* start Extracted data *
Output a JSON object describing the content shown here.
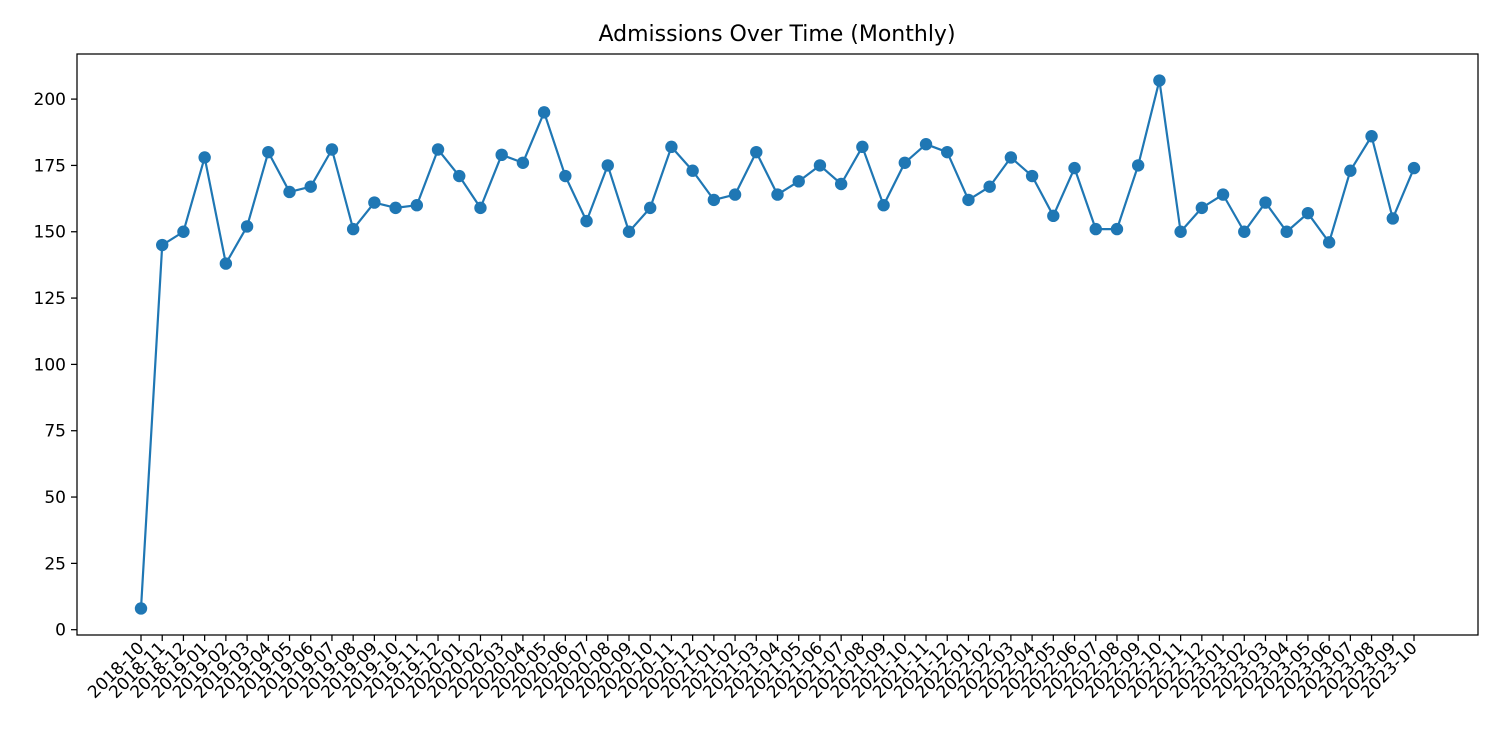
{
  "chart_data": {
    "type": "line",
    "title": "Admissions Over Time (Monthly)",
    "xlabel": "",
    "ylabel": "",
    "x": [
      "2018-10",
      "2018-11",
      "2018-12",
      "2019-01",
      "2019-02",
      "2019-03",
      "2019-04",
      "2019-05",
      "2019-06",
      "2019-07",
      "2019-08",
      "2019-09",
      "2019-10",
      "2019-11",
      "2019-12",
      "2020-01",
      "2020-02",
      "2020-03",
      "2020-04",
      "2020-05",
      "2020-06",
      "2020-07",
      "2020-08",
      "2020-09",
      "2020-10",
      "2020-11",
      "2020-12",
      "2021-01",
      "2021-02",
      "2021-03",
      "2021-04",
      "2021-05",
      "2021-06",
      "2021-07",
      "2021-08",
      "2021-09",
      "2021-10",
      "2021-11",
      "2021-12",
      "2022-01",
      "2022-02",
      "2022-03",
      "2022-04",
      "2022-05",
      "2022-06",
      "2022-07",
      "2022-08",
      "2022-09",
      "2022-10",
      "2022-11",
      "2022-12",
      "2023-01",
      "2023-02",
      "2023-03",
      "2023-04",
      "2023-05",
      "2023-06",
      "2023-07",
      "2023-08",
      "2023-09",
      "2023-10"
    ],
    "series": [
      {
        "values": [
          8,
          145,
          150,
          178,
          138,
          152,
          180,
          165,
          167,
          181,
          151,
          161,
          159,
          160,
          181,
          171,
          159,
          179,
          176,
          195,
          171,
          154,
          175,
          150,
          159,
          182,
          173,
          162,
          164,
          180,
          164,
          169,
          175,
          168,
          182,
          160,
          176,
          183,
          180,
          162,
          167,
          178,
          171,
          156,
          174,
          151,
          151,
          175,
          207,
          150,
          159,
          164,
          150,
          161,
          150,
          157,
          146,
          173,
          186,
          155,
          174
        ],
        "color": "#1f77b4"
      }
    ],
    "yticks": [
      0,
      25,
      50,
      75,
      100,
      125,
      150,
      175,
      200
    ],
    "ylim": [
      -2.0,
      217.0
    ],
    "grid": false,
    "legend": "none",
    "x_tick_rotation": 45
  }
}
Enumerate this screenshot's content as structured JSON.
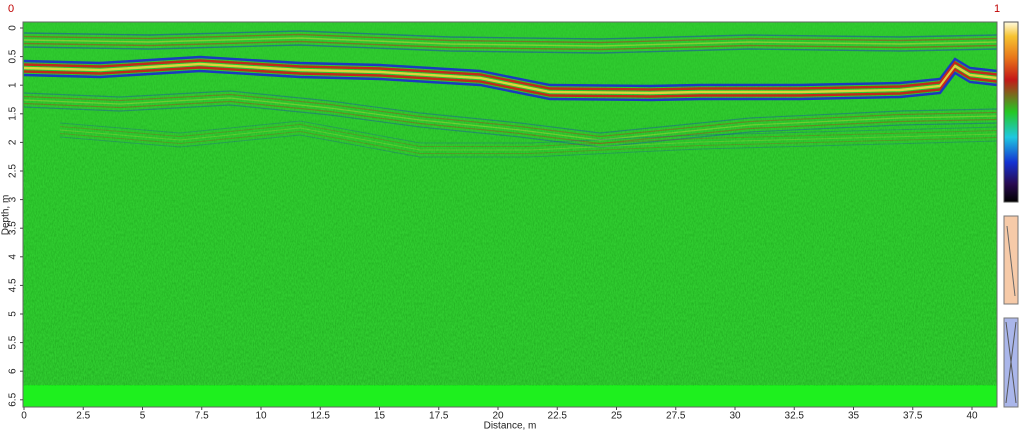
{
  "markers": {
    "left": "0",
    "right": "1"
  },
  "x_axis": {
    "label": "Distance, m",
    "ticks": [
      0,
      2.5,
      5,
      7.5,
      10,
      12.5,
      15,
      17.5,
      20,
      22.5,
      25,
      27.5,
      30,
      32.5,
      35,
      37.5,
      40
    ]
  },
  "y_axis": {
    "label": "Depth, m",
    "ticks": [
      0,
      0.5,
      1,
      1.5,
      2,
      2.5,
      3,
      3.5,
      4,
      4.5,
      5,
      5.5,
      6,
      6.5
    ]
  }
}
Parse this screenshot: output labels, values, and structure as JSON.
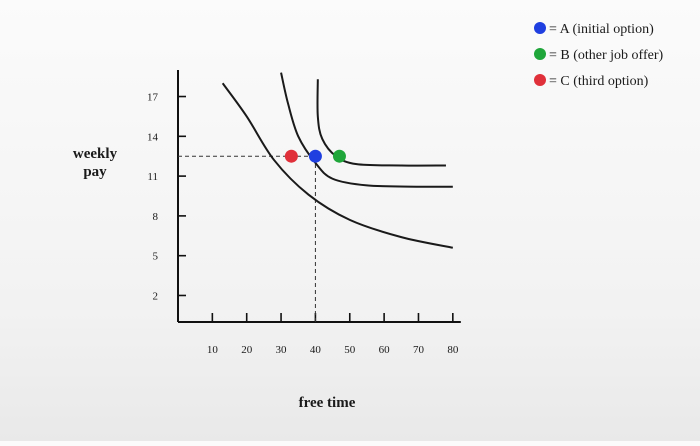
{
  "chart_data": {
    "type": "line",
    "xlabel": "free time",
    "ylabel_lines": [
      "weekly",
      "pay"
    ],
    "x_ticks": [
      10,
      20,
      30,
      40,
      50,
      60,
      70,
      80
    ],
    "y_ticks": [
      2,
      5,
      8,
      11,
      14,
      17
    ],
    "xlim": [
      0,
      85
    ],
    "ylim": [
      0,
      19
    ],
    "grid": false,
    "legend_position": "top-right",
    "series": [
      {
        "points": [
          [
            13,
            18
          ],
          [
            20,
            15.5
          ],
          [
            28,
            12.2
          ],
          [
            38,
            9.6
          ],
          [
            50,
            7.7
          ],
          [
            65,
            6.4
          ],
          [
            80,
            5.6
          ]
        ]
      },
      {
        "points": [
          [
            30,
            18.8
          ],
          [
            32,
            16.5
          ],
          [
            35,
            14
          ],
          [
            40,
            12
          ],
          [
            45,
            10.8
          ],
          [
            55,
            10.3
          ],
          [
            70,
            10.2
          ],
          [
            80,
            10.2
          ]
        ]
      },
      {
        "points": [
          [
            40.7,
            18.3
          ],
          [
            40.7,
            15.5
          ],
          [
            42,
            13.8
          ],
          [
            46,
            12.5
          ],
          [
            52,
            11.9
          ],
          [
            65,
            11.8
          ],
          [
            78,
            11.8
          ]
        ]
      }
    ],
    "points": [
      {
        "label": "A (initial option)",
        "x": 40,
        "y": 12.5,
        "color": "#1f3fe0"
      },
      {
        "label": "B (other job offer)",
        "x": 47,
        "y": 12.5,
        "color": "#1fa63a"
      },
      {
        "label": "C (third option)",
        "x": 33,
        "y": 12.5,
        "color": "#e0303a"
      }
    ],
    "reference_lines": [
      {
        "type": "horizontal",
        "y": 12.5,
        "x_from": 0,
        "x_to": 40,
        "style": "dashed"
      },
      {
        "type": "vertical",
        "x": 40,
        "y_from": 0,
        "y_to": 12.5,
        "style": "dashed"
      }
    ],
    "curve_color": "#1a1a1a"
  },
  "legend": [
    {
      "text": "= A (initial option)",
      "color": "#1f3fe0"
    },
    {
      "text": "= B (other job offer)",
      "color": "#1fa63a"
    },
    {
      "text": "= C (third option)",
      "color": "#e0303a"
    }
  ]
}
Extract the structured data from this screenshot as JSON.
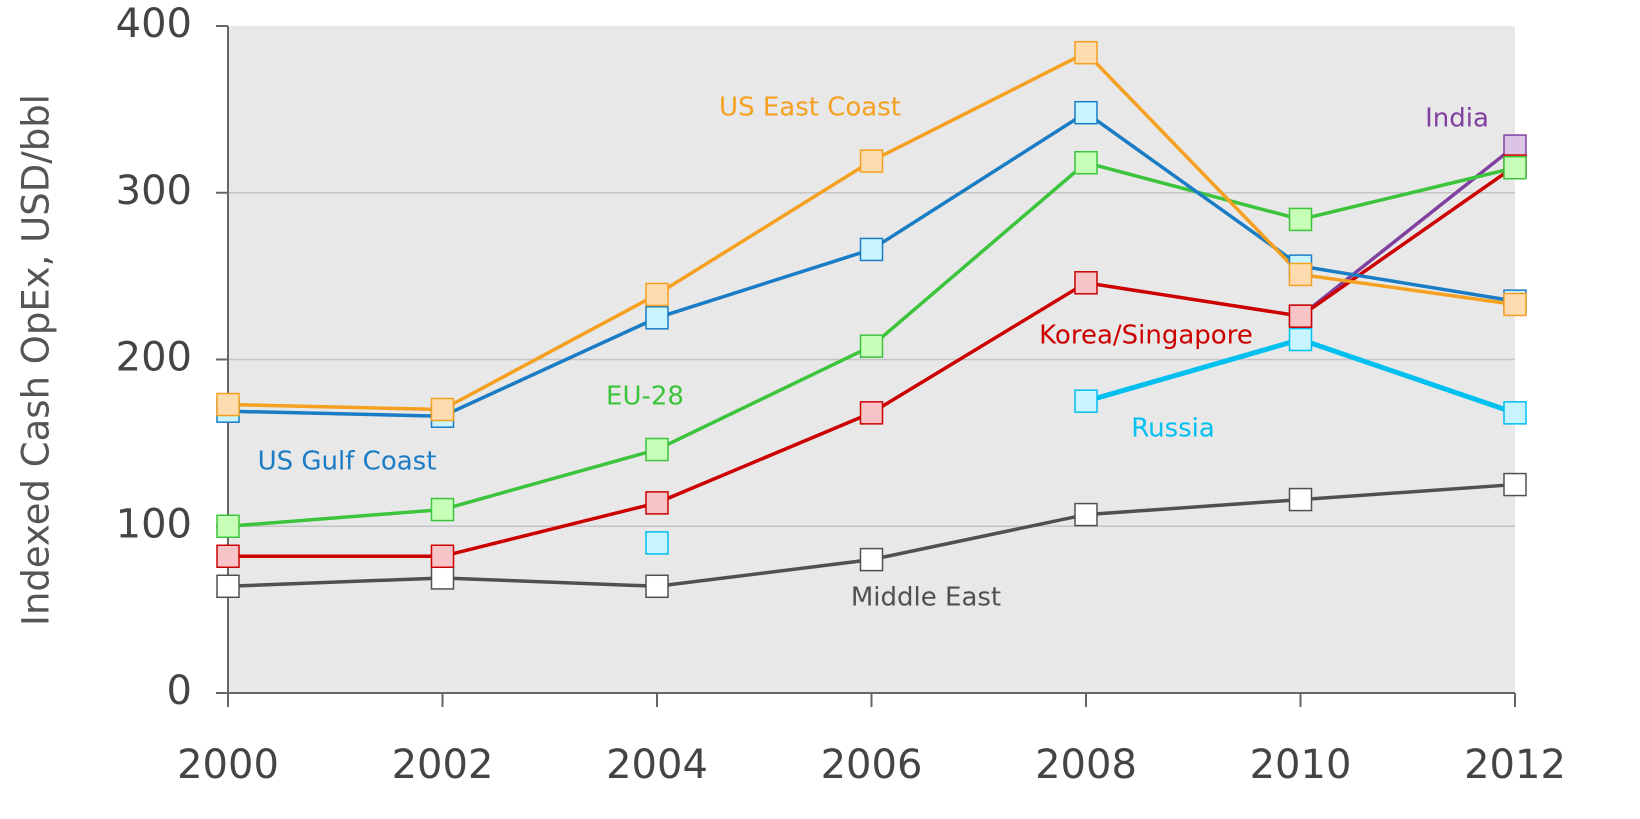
{
  "chart_data": {
    "type": "line",
    "y_label": "Indexed Cash OpEx, USD/bbl",
    "x": [
      2000,
      2002,
      2004,
      2006,
      2008,
      2010,
      2012
    ],
    "xlim": [
      2000,
      2012
    ],
    "xticks": [
      2000,
      2002,
      2004,
      2006,
      2008,
      2010,
      2012
    ],
    "ylim": [
      0,
      400
    ],
    "yticks": [
      0,
      100,
      200,
      300,
      400
    ],
    "grid": true,
    "series": [
      {
        "name": "US Gulf Coast",
        "color": "#1a7cc4",
        "marker_fill": "#c8f4ff",
        "values": [
          169,
          166,
          225,
          266,
          348,
          256,
          235
        ]
      },
      {
        "name": "US East Coast",
        "color": "#f5a020",
        "marker_fill": "#ffdcb0",
        "values": [
          173,
          170,
          239,
          319,
          384,
          251,
          233
        ]
      },
      {
        "name": "EU-28",
        "color": "#3cc43c",
        "marker_fill": "#c8ffb8",
        "values": [
          100,
          110,
          146,
          208,
          318,
          284,
          315
        ]
      },
      {
        "name": "Korea/Singapore",
        "color": "#cc0000",
        "marker_fill": "#f8c4c8",
        "values": [
          82,
          82,
          114,
          168,
          246,
          226,
          316
        ]
      },
      {
        "name": "Russia",
        "color": "#00c0f0",
        "marker_fill": "#c8f4ff",
        "values": [
          null,
          null,
          90,
          null,
          175,
          212,
          168
        ]
      },
      {
        "name": "India",
        "color": "#8040a0",
        "marker_fill": "#dcc4e4",
        "values": [
          null,
          null,
          null,
          null,
          null,
          226,
          328
        ]
      },
      {
        "name": "Middle East",
        "color": "#505050",
        "marker_fill": "#ffffff",
        "values": [
          64,
          69,
          64,
          80,
          107,
          116,
          125
        ]
      }
    ]
  }
}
* end Extracted data *
What the task asks:
From the material above, reproduce everything verbatim except the pictures.

Task solution:
Output a JSON object describing the content shown here.
{
  "chart_data": {
    "type": "line",
    "title": "Admissions Over Time (Monthly)",
    "xlabel": "",
    "ylabel": "",
    "x": [
      "2018-10",
      "2018-11",
      "2018-12",
      "2019-01",
      "2019-02",
      "2019-03",
      "2019-04",
      "2019-05",
      "2019-06",
      "2019-07",
      "2019-08",
      "2019-09",
      "2019-10",
      "2019-11",
      "2019-12",
      "2020-01",
      "2020-02",
      "2020-03",
      "2020-04",
      "2020-05",
      "2020-06",
      "2020-07",
      "2020-08",
      "2020-09",
      "2020-10",
      "2020-11",
      "2020-12",
      "2021-01",
      "2021-02",
      "2021-03",
      "2021-04",
      "2021-05",
      "2021-06",
      "2021-07",
      "2021-08",
      "2021-09",
      "2021-10",
      "2021-11",
      "2021-12",
      "2022-01",
      "2022-02",
      "2022-03",
      "2022-04",
      "2022-05",
      "2022-06",
      "2022-07",
      "2022-08",
      "2022-09",
      "2022-10",
      "2022-11",
      "2022-12",
      "2023-01",
      "2023-02",
      "2023-03",
      "2023-04",
      "2023-05",
      "2023-06",
      "2023-07",
      "2023-08",
      "2023-09",
      "2023-10"
    ],
    "series": [
      {
        "values": [
          8,
          145,
          150,
          178,
          138,
          152,
          180,
          165,
          167,
          181,
          151,
          161,
          159,
          160,
          181,
          171,
          159,
          179,
          176,
          195,
          171,
          154,
          175,
          150,
          159,
          182,
          173,
          162,
          164,
          180,
          164,
          169,
          175,
          168,
          182,
          160,
          176,
          183,
          180,
          162,
          167,
          178,
          171,
          156,
          174,
          151,
          151,
          175,
          207,
          150,
          159,
          164,
          150,
          161,
          150,
          157,
          146,
          173,
          186,
          155,
          174
        ],
        "color": "#1f77b4"
      }
    ],
    "yticks": [
      0,
      25,
      50,
      75,
      100,
      125,
      150,
      175,
      200
    ],
    "ylim": [
      -2.0,
      217.0
    ],
    "grid": false,
    "legend": "none",
    "x_tick_rotation": 45
  }
}
Enumerate this screenshot's content as structured JSON.
{
  "markers": {
    "left": "0",
    "right": "1"
  },
  "x_axis": {
    "label": "Distance, m",
    "ticks": [
      0,
      2.5,
      5,
      7.5,
      10,
      12.5,
      15,
      17.5,
      20,
      22.5,
      25,
      27.5,
      30,
      32.5,
      35,
      37.5,
      40
    ]
  },
  "y_axis": {
    "label": "Depth, m",
    "ticks": [
      0,
      0.5,
      1,
      1.5,
      2,
      2.5,
      3,
      3.5,
      4,
      4.5,
      5,
      5.5,
      6,
      6.5
    ]
  }
}
Parse this screenshot: output labels, values, and structure as JSON.
{
  "chart_data": {
    "type": "line",
    "xlabel": "free time",
    "ylabel_lines": [
      "weekly",
      "pay"
    ],
    "x_ticks": [
      10,
      20,
      30,
      40,
      50,
      60,
      70,
      80
    ],
    "y_ticks": [
      2,
      5,
      8,
      11,
      14,
      17
    ],
    "xlim": [
      0,
      85
    ],
    "ylim": [
      0,
      19
    ],
    "grid": false,
    "legend_position": "top-right",
    "series": [
      {
        "points": [
          [
            13,
            18
          ],
          [
            20,
            15.5
          ],
          [
            28,
            12.2
          ],
          [
            38,
            9.6
          ],
          [
            50,
            7.7
          ],
          [
            65,
            6.4
          ],
          [
            80,
            5.6
          ]
        ]
      },
      {
        "points": [
          [
            30,
            18.8
          ],
          [
            32,
            16.5
          ],
          [
            35,
            14
          ],
          [
            40,
            12
          ],
          [
            45,
            10.8
          ],
          [
            55,
            10.3
          ],
          [
            70,
            10.2
          ],
          [
            80,
            10.2
          ]
        ]
      },
      {
        "points": [
          [
            40.7,
            18.3
          ],
          [
            40.7,
            15.5
          ],
          [
            42,
            13.8
          ],
          [
            46,
            12.5
          ],
          [
            52,
            11.9
          ],
          [
            65,
            11.8
          ],
          [
            78,
            11.8
          ]
        ]
      }
    ],
    "points": [
      {
        "label": "A (initial option)",
        "x": 40,
        "y": 12.5,
        "color": "#1f3fe0"
      },
      {
        "label": "B (other job offer)",
        "x": 47,
        "y": 12.5,
        "color": "#1fa63a"
      },
      {
        "label": "C (third option)",
        "x": 33,
        "y": 12.5,
        "color": "#e0303a"
      }
    ],
    "reference_lines": [
      {
        "type": "horizontal",
        "y": 12.5,
        "x_from": 0,
        "x_to": 40,
        "style": "dashed"
      },
      {
        "type": "vertical",
        "x": 40,
        "y_from": 0,
        "y_to": 12.5,
        "style": "dashed"
      }
    ],
    "curve_color": "#1a1a1a"
  },
  "legend": [
    {
      "text": "= A (initial option)",
      "color": "#1f3fe0"
    },
    {
      "text": "= B (other job offer)",
      "color": "#1fa63a"
    },
    {
      "text": "= C (third option)",
      "color": "#e0303a"
    }
  ]
}
Extract the structured data from this screenshot as JSON.
{
  "chart_data": {
    "type": "line",
    "y_label": "Indexed Cash OpEx, USD/bbl",
    "x": [
      2000,
      2002,
      2004,
      2006,
      2008,
      2010,
      2012
    ],
    "xlim": [
      2000,
      2012
    ],
    "xticks": [
      2000,
      2002,
      2004,
      2006,
      2008,
      2010,
      2012
    ],
    "ylim": [
      0,
      400
    ],
    "yticks": [
      0,
      100,
      200,
      300,
      400
    ],
    "grid": true,
    "series": [
      {
        "name": "US Gulf Coast",
        "color": "#1a7cc4",
        "marker_fill": "#c8f4ff",
        "values": [
          169,
          166,
          225,
          266,
          348,
          256,
          235
        ]
      },
      {
        "name": "US East Coast",
        "color": "#f5a020",
        "marker_fill": "#ffdcb0",
        "values": [
          173,
          170,
          239,
          319,
          384,
          251,
          233
        ]
      },
      {
        "name": "EU-28",
        "color": "#3cc43c",
        "marker_fill": "#c8ffb8",
        "values": [
          100,
          110,
          146,
          208,
          318,
          284,
          315
        ]
      },
      {
        "name": "Korea/Singapore",
        "color": "#cc0000",
        "marker_fill": "#f8c4c8",
        "values": [
          82,
          82,
          114,
          168,
          246,
          226,
          316
        ]
      },
      {
        "name": "Russia",
        "color": "#00c0f0",
        "marker_fill": "#c8f4ff",
        "values": [
          null,
          null,
          90,
          null,
          175,
          212,
          168
        ]
      },
      {
        "name": "India",
        "color": "#8040a0",
        "marker_fill": "#dcc4e4",
        "values": [
          null,
          null,
          null,
          null,
          null,
          226,
          328
        ]
      },
      {
        "name": "Middle East",
        "color": "#505050",
        "marker_fill": "#ffffff",
        "values": [
          64,
          69,
          64,
          80,
          107,
          116,
          125
        ]
      }
    ]
  }
}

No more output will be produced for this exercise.